[Extracted records]
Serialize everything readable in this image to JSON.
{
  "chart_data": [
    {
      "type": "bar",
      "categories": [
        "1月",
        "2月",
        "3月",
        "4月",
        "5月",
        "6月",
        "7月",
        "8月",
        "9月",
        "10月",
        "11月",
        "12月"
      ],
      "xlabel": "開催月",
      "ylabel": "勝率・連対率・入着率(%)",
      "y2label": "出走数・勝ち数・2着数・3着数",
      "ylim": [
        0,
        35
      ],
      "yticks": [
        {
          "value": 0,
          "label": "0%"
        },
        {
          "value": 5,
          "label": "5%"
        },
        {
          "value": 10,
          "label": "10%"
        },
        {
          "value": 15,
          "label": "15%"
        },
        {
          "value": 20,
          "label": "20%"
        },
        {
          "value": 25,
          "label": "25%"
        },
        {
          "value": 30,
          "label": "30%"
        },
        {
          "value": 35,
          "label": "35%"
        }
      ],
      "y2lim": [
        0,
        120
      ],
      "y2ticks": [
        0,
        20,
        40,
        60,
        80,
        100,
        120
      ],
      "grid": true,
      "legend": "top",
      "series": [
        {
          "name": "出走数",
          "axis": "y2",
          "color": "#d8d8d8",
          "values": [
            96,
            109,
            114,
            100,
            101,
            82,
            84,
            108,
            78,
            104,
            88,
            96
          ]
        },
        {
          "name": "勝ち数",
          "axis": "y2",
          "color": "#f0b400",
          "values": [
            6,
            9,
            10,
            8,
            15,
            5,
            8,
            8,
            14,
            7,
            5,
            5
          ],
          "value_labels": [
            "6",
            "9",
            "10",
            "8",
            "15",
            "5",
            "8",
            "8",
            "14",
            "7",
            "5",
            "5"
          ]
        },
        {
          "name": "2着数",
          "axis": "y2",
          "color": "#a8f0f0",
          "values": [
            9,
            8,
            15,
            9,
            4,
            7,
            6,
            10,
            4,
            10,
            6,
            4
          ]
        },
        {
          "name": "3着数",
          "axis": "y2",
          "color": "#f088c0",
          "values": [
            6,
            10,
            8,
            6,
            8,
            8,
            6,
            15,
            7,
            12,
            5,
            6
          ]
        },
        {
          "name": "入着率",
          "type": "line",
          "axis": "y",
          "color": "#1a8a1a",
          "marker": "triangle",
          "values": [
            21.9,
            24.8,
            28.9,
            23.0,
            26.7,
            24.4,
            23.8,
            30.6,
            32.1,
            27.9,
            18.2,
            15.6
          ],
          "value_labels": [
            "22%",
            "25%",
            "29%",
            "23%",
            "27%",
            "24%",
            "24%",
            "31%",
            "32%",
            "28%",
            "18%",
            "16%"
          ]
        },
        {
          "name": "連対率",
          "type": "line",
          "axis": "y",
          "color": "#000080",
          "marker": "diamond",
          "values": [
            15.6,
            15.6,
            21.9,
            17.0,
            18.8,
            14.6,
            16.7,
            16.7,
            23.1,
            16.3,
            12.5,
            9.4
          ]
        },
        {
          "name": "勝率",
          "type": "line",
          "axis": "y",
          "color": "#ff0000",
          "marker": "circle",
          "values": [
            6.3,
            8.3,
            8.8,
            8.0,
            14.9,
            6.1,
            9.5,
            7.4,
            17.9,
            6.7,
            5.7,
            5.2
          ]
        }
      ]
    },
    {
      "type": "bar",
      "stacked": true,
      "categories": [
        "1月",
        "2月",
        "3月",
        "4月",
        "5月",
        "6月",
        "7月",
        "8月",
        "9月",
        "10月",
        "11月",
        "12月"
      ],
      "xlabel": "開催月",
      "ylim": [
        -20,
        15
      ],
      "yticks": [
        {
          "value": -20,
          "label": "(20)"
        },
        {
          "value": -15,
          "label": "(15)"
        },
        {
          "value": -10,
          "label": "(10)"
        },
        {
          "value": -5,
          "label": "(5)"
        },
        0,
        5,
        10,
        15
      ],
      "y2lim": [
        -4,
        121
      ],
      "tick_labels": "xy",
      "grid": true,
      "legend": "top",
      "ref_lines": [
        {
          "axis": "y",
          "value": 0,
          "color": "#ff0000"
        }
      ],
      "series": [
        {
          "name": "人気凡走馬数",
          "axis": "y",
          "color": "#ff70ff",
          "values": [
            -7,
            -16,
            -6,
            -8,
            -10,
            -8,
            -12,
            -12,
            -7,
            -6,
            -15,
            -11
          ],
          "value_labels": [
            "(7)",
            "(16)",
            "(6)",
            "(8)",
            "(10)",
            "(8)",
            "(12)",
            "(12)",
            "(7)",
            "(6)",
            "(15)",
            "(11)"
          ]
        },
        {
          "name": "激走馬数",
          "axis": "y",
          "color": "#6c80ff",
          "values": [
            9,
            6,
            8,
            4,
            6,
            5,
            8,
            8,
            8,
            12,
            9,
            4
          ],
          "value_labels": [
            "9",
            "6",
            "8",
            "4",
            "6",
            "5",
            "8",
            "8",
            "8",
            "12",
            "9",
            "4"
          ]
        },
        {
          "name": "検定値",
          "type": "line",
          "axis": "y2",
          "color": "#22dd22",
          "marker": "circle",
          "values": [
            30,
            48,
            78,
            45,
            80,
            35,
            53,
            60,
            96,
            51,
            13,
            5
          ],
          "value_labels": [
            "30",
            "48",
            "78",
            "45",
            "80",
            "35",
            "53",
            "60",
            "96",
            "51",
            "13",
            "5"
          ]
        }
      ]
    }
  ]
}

• Exercise instructions: Write the listing out again, exactly as it reads.

• Reply to the exercise:
Serialize everything readable in this image to JSON.
{
  "chart_data": [
    {
      "type": "bar",
      "categories": [
        "1月",
        "2月",
        "3月",
        "4月",
        "5月",
        "6月",
        "7月",
        "8月",
        "9月",
        "10月",
        "11月",
        "12月"
      ],
      "xlabel": "開催月",
      "ylabel": "勝率・連対率・入着率(%)",
      "y2label": "出走数・勝ち数・2着数・3着数",
      "ylim": [
        0,
        35
      ],
      "yticks": [
        {
          "value": 0,
          "label": "0%"
        },
        {
          "value": 5,
          "label": "5%"
        },
        {
          "value": 10,
          "label": "10%"
        },
        {
          "value": 15,
          "label": "15%"
        },
        {
          "value": 20,
          "label": "20%"
        },
        {
          "value": 25,
          "label": "25%"
        },
        {
          "value": 30,
          "label": "30%"
        },
        {
          "value": 35,
          "label": "35%"
        }
      ],
      "y2lim": [
        0,
        120
      ],
      "y2ticks": [
        0,
        20,
        40,
        60,
        80,
        100,
        120
      ],
      "grid": true,
      "legend": "top",
      "series": [
        {
          "name": "出走数",
          "axis": "y2",
          "color": "#d8d8d8",
          "values": [
            96,
            109,
            114,
            100,
            101,
            82,
            84,
            108,
            78,
            104,
            88,
            96
          ]
        },
        {
          "name": "勝ち数",
          "axis": "y2",
          "color": "#f0b400",
          "values": [
            6,
            9,
            10,
            8,
            15,
            5,
            8,
            8,
            14,
            7,
            5,
            5
          ],
          "value_labels": [
            "6",
            "9",
            "10",
            "8",
            "15",
            "5",
            "8",
            "8",
            "14",
            "7",
            "5",
            "5"
          ]
        },
        {
          "name": "2着数",
          "axis": "y2",
          "color": "#a8f0f0",
          "values": [
            9,
            8,
            15,
            9,
            4,
            7,
            6,
            10,
            4,
            10,
            6,
            4
          ]
        },
        {
          "name": "3着数",
          "axis": "y2",
          "color": "#f088c0",
          "values": [
            6,
            10,
            8,
            6,
            8,
            8,
            6,
            15,
            7,
            12,
            5,
            6
          ]
        },
        {
          "name": "入着率",
          "type": "line",
          "axis": "y",
          "color": "#1a8a1a",
          "marker": "triangle",
          "values": [
            21.9,
            24.8,
            28.9,
            23.0,
            26.7,
            24.4,
            23.8,
            30.6,
            32.1,
            27.9,
            18.2,
            15.6
          ],
          "value_labels": [
            "22%",
            "25%",
            "29%",
            "23%",
            "27%",
            "24%",
            "24%",
            "31%",
            "32%",
            "28%",
            "18%",
            "16%"
          ]
        },
        {
          "name": "連対率",
          "type": "line",
          "axis": "y",
          "color": "#000080",
          "marker": "diamond",
          "values": [
            15.6,
            15.6,
            21.9,
            17.0,
            18.8,
            14.6,
            16.7,
            16.7,
            23.1,
            16.3,
            12.5,
            9.4
          ]
        },
        {
          "name": "勝率",
          "type": "line",
          "axis": "y",
          "color": "#ff0000",
          "marker": "circle",
          "values": [
            6.3,
            8.3,
            8.8,
            8.0,
            14.9,
            6.1,
            9.5,
            7.4,
            17.9,
            6.7,
            5.7,
            5.2
          ]
        }
      ]
    },
    {
      "type": "bar",
      "stacked": true,
      "categories": [
        "1月",
        "2月",
        "3月",
        "4月",
        "5月",
        "6月",
        "7月",
        "8月",
        "9月",
        "10月",
        "11月",
        "12月"
      ],
      "xlabel": "開催月",
      "ylim": [
        -20,
        15
      ],
      "yticks": [
        {
          "value": -20,
          "label": "(20)"
        },
        {
          "value": -15,
          "label": "(15)"
        },
        {
          "value": -10,
          "label": "(10)"
        },
        {
          "value": -5,
          "label": "(5)"
        },
        0,
        5,
        10,
        15
      ],
      "y2lim": [
        -4,
        121
      ],
      "tick_labels": "xy",
      "grid": true,
      "legend": "top",
      "ref_lines": [
        {
          "axis": "y",
          "value": 0,
          "color": "#ff0000"
        }
      ],
      "series": [
        {
          "name": "人気凡走馬数",
          "axis": "y",
          "color": "#ff70ff",
          "values": [
            -7,
            -16,
            -6,
            -8,
            -10,
            -8,
            -12,
            -12,
            -7,
            -6,
            -15,
            -11
          ],
          "value_labels": [
            "(7)",
            "(16)",
            "(6)",
            "(8)",
            "(10)",
            "(8)",
            "(12)",
            "(12)",
            "(7)",
            "(6)",
            "(15)",
            "(11)"
          ]
        },
        {
          "name": "激走馬数",
          "axis": "y",
          "color": "#6c80ff",
          "values": [
            9,
            6,
            8,
            4,
            6,
            5,
            8,
            8,
            8,
            12,
            9,
            4
          ],
          "value_labels": [
            "9",
            "6",
            "8",
            "4",
            "6",
            "5",
            "8",
            "8",
            "8",
            "12",
            "9",
            "4"
          ]
        },
        {
          "name": "検定値",
          "type": "line",
          "axis": "y2",
          "color": "#22dd22",
          "marker": "circle",
          "values": [
            30,
            48,
            78,
            45,
            80,
            35,
            53,
            60,
            96,
            51,
            13,
            5
          ],
          "value_labels": [
            "30",
            "48",
            "78",
            "45",
            "80",
            "35",
            "53",
            "60",
            "96",
            "51",
            "13",
            "5"
          ]
        }
      ]
    }
  ]
}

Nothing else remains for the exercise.